'''

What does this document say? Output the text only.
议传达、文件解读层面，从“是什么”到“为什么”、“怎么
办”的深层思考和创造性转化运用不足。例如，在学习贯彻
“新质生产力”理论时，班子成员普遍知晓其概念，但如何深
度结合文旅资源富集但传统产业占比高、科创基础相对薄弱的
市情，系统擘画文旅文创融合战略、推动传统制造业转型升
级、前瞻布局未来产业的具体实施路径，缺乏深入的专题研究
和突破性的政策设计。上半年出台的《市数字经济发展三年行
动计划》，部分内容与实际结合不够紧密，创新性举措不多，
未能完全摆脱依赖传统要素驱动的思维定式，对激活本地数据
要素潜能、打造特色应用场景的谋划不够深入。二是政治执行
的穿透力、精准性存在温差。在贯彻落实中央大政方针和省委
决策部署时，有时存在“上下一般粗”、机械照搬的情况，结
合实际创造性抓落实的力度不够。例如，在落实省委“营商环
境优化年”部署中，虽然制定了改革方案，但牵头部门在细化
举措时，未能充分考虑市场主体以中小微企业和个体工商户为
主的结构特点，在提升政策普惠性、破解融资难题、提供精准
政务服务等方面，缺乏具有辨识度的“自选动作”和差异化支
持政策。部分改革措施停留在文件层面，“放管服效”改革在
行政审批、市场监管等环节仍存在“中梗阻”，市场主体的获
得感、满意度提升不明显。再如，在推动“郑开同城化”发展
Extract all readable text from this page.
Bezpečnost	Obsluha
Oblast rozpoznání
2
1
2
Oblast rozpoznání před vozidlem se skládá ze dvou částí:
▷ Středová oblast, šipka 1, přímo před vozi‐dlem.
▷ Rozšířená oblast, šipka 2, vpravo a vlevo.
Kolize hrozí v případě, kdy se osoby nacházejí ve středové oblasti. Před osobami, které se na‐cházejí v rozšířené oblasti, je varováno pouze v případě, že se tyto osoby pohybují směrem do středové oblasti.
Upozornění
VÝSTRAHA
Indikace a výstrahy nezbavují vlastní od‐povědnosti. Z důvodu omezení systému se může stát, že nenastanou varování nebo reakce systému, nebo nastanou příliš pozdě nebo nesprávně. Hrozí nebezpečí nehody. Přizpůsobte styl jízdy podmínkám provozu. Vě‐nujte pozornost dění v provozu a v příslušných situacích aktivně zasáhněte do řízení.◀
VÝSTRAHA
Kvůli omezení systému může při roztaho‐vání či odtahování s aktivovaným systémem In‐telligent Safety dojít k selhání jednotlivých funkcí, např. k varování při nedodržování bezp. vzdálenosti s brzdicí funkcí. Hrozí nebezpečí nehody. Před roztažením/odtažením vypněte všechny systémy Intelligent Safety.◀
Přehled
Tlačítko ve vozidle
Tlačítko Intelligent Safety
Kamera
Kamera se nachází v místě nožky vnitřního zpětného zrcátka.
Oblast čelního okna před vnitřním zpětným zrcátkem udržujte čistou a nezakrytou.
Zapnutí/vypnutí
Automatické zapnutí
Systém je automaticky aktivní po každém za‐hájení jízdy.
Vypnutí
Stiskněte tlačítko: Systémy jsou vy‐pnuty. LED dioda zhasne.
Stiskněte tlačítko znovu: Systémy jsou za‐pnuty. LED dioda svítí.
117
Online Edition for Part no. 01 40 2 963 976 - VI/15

'''

### [TASK BRIEF]
Go through the records above and copy every line with the word "pnuty".

### [ANSWER]
Stiskněte tlačítko: Systémy jsou vy‐pnuty. LED dioda zhasne.
Stiskněte tlačítko znovu: Systémy jsou za‐pnuty. LED dioda svítí.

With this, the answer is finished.